Bronfragment:
★ ★ ★ ★ ★ ★ ★
Geroepen tot het ambt
De Commissie Vormingen Toerusting van de classes Harderwijk en Ede vroeg een aantal maanden geleden aan ds. A. Beens te Lunteren en dr. J. Weernekers te Varsseveld op één bladzijde een samenvatting te schrijven van de Bijbelse gegevens omtrent het ambt, om een principiële bezinning over dit onderwerp binnen kerkeraden en gemeenten op gang te brengen. Beide predikanten hebben geworsteld met de opdracht om in zo'n kort bestek de hoofdlijnen samen te vatten, men had de indruk niet volledig te kunnen zijn. De commissie heeft beide bijdragen verzonden aan alle kerkeraden binnen de classes, die hun op- en aanmerkingen en vragen aan de commissie inzonden. In beide classes werden daarna ambtsdragersvergaderingen gehouden onder leiding van de praeses van de classis, die nader inging op de door de kerkeraden aangeleverde problematiek. U kunt nu kennis nemen van de bijdragen van ds. Beens en dr. Weernekers en van een weerslag van de inleiding van de praeses van de classis Ede, dr. J. Broekhuis, gehouden op de ambtsdragersvergadering te Lunteren.
Inleiding
"k Dacht: ik was nogal kapabel;
'k Werd begerig naar een ambt.'
Wij glimlachen vandaag over zoveel blijmoedig-onbekommerde oppervlakkigheid, verwoord in dit citaat uit een 19e eeuws rijmelwerk. In deze 20e eeuw zou waarschijnlijk een dergelijk gewrocht niet zo snel tot stand komen. In het ambt staan is geen sinecure, laat staan een erebaantje. En wat betreft dat capabel zijn… ach! Verlegenheid, zorg, moeite, soms vertwijfeling, vrees. Zaken, die heden ten dage het ambt menigmaal vergezellen!
★ ★ ★ ★ ★ ★ ★
(Regels met coördinaatannotaties)
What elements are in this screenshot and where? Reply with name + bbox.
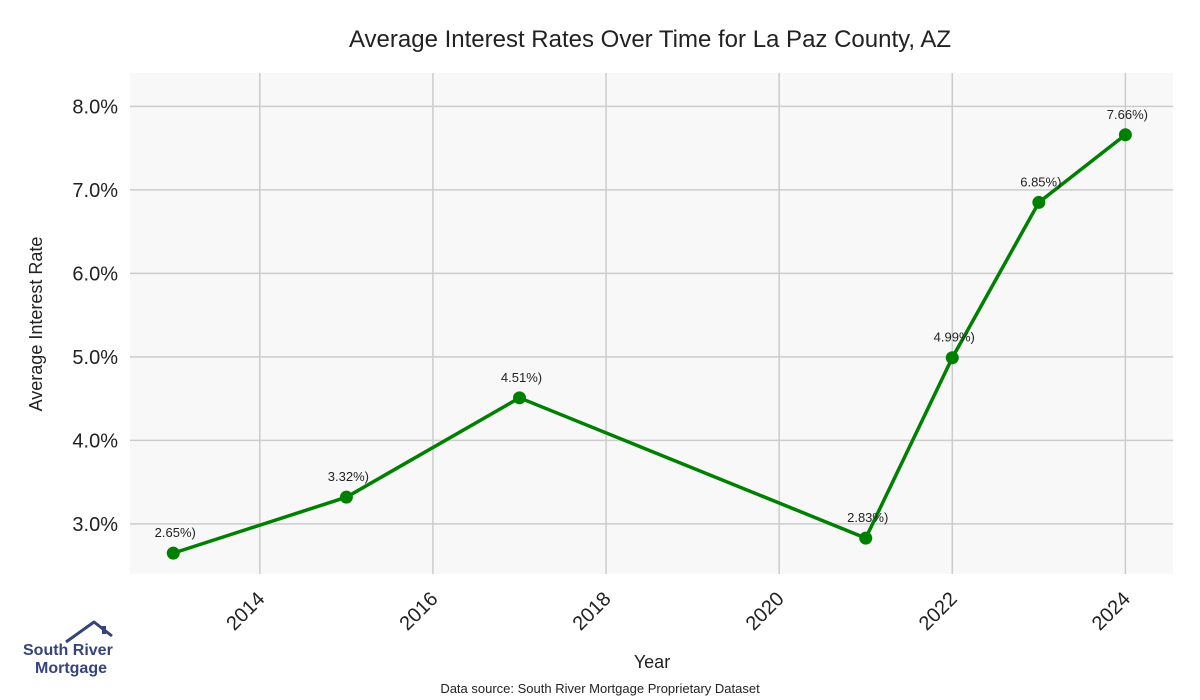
data-label: 7.66%) [1107, 107, 1148, 122]
y-tick-label: 5.0% [72, 347, 118, 369]
y-axis-ticks: 3.0% 4.0% 5.0% 6.0% 7.0% 8.0% [72, 96, 118, 536]
x-axis-label: Year [634, 652, 670, 672]
data-point [1118, 128, 1132, 142]
data-point [166, 546, 180, 560]
data-point [859, 531, 873, 545]
data-point [513, 391, 527, 405]
data-label: 2.65%) [155, 525, 196, 540]
house-roof-icon [65, 620, 113, 644]
logo-text-line1: South River [23, 642, 113, 659]
y-tick-label: 4.0% [72, 430, 118, 452]
data-source-note: Data source: South River Mortgage Propri… [440, 681, 760, 696]
y-axis-label: Average Interest Rate [26, 237, 46, 412]
data-point [945, 351, 959, 365]
data-label: 4.99%) [934, 330, 975, 345]
plot-area [130, 73, 1173, 574]
logo-text-line2: Mortgage [35, 660, 107, 677]
y-tick-label: 6.0% [72, 263, 118, 285]
data-label: 3.32%) [328, 469, 369, 484]
data-labels: 2.65%) 3.32%) 4.51%) 2.83%) 4.99%) 6.85%) 7.66… [155, 107, 1148, 540]
chart-title: Average Interest Rates Over Time for La … [349, 26, 951, 53]
data-point [1032, 195, 1046, 209]
x-tick-label: 2016 [395, 588, 442, 635]
x-tick-label: 2020 [742, 588, 789, 635]
data-label: 2.83%) [847, 510, 888, 525]
company-logo: South River Mortgage [18, 620, 128, 680]
y-tick-label: 8.0% [72, 96, 118, 118]
x-tick-label: 2018 [569, 588, 616, 635]
x-tick-label: 2022 [915, 588, 962, 635]
data-label: 4.51%) [501, 370, 542, 385]
x-axis-ticks: 2014 2016 2018 2020 2022 2024 [222, 588, 1135, 635]
y-tick-label: 7.0% [72, 180, 118, 202]
data-label: 6.85%) [1020, 174, 1061, 189]
x-tick-label: 2014 [222, 588, 269, 635]
x-tick-label: 2024 [1088, 588, 1135, 635]
grid-lines [130, 73, 1173, 574]
data-point [339, 490, 353, 504]
y-tick-label: 3.0% [72, 514, 118, 536]
series-line-group [166, 128, 1132, 560]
★ ★ ★ ★ ★ ★ ★
Opdrachten:
(a) Welke twee predikanten vroeg de commissie volgens de tekst over het ambt om een samenvatting van de Bijbelse gegevens?
(b) Zet de tekst over het ambt voort na de laatste zin.

Antwoorden oefening:
(a) Ds. A. Beens te Lunteren en dr. J. Weernekers te Varsseveld.

(b)
Nieuwe Testament
Wat is eigenlijk een ambt en wat zegt de Bijbel – met name het Nieuwe Testament erover? Het is uiteraard onmogelijk binnen het bestek van deze summiere notitie een doorwrochte bijbels-theologische verhandeling u voor te schotelen. Er is in dit opzicht literatuur genoeg voorhanden. Een enkele lijn daarom. Het woord 'ambt' heeft op kerkelijk terrein de betekenis van een speciale geestelijke bediening; het ambt der gelovigen, de ambten van dienaar des Woords, ouderling en diaken. Het ambt is een dienst aan en in de gemeente van Christus, in Zijn opdracht en met Zijn volmacht. De persoon, die het ambt bekleedt, kan dat doen dankzij een speciaal charisma (genade-gave) van de Heilige Geest, die hem in staat stelt tot een vruchtbare en zegenrijke bediening van zijn ambt.
Christus heeft enkele buitengewone ambten ingesteld, waarvan de dragers moeten zorgen voor de architektuur, de grondlegging en de bouw van de geïnstitueerde kerk – deze worden later door meer gewone bedieningen vervangen. U vindt in Efeze 4 drie buitengewone ambten: Christus heeft gegeven sommigen tot apostelen, sommigen tot profeten, sommigen tot evangelisten. Voorzichtig gesteld: eze ambten vormden geen regel voor de toekomst van de kerk en waren ook niet 'lokaal' gebonden, samenhangend met de situatie van stichting van gemeenten in 't kader van zendingsaktiviteit. De apostelen zijn degenen, die 'de Heere hebben gezien'. Getuigen van kruis en opstanding, de rechtstreeks en persoonlijk door Christus geroepenen (denk ook aan 1 Joh. 1 : 3). Profeten zijn mensen, die opbouwend werk verrichten, wanneer eenmaal de apostelen de gemeenten hebben gefundeerd. Evangelisten op hun beurt zijn weer de helpers van laatstgenoemden.
Naast deze ambten vinden we in de Bijbel het lokale' ambt: het wordt gedragen door mensen in een bepaalde gemeente. Ik ga hier voorbij aan vele dingen, die te zeggen zouden zijn, aan tal van gegevens, die de brieven van het Nieuwe Testament leveren. Maar in zijn meest uitgekristalliseerde vorm spreekt het Nieuwe Testament over de ambten van ouderlingen-opzieners- en diakenen en over het ambt van herder en leraar, waarvan Paulus in Efeze 4 nog melding maakt. In deze drie ambten zien we een uitwerking, een vertolking van het drievoudig ambt van Christus (profeet, priester, koning). Zonder onderscheidingen tot strikte scheidingen te maken: het profetisch ambt vindt zijn weergave in de arbeid van de herders en leraars, het koninklijke in dat van de ouderlingen in hun taak om de gemeente te regeren en het priesterlijke ambt vindt zijn weerslag in het werk en de dienst der diakenen.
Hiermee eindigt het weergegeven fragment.